## AIM
Lift out all lines below that contain "this".
== EXERCISE MATERIALS ==
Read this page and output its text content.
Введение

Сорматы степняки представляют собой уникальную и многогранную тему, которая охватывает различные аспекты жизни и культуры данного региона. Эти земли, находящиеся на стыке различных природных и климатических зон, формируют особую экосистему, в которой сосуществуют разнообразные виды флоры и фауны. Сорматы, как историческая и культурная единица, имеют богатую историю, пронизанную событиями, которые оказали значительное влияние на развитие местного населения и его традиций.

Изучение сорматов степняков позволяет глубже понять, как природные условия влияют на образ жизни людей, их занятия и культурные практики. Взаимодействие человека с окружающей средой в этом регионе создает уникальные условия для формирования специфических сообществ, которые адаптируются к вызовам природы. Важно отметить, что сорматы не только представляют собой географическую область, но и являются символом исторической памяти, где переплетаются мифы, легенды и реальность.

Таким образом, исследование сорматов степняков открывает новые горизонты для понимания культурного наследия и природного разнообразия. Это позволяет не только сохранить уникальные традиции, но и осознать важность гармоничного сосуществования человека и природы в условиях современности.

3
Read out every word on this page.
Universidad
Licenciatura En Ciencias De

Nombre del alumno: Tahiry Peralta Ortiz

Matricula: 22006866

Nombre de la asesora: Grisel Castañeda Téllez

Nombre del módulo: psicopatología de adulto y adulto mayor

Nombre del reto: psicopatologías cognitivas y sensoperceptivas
===
## THE ANSWER
Read this page and output its text content.
Read out every word on this page.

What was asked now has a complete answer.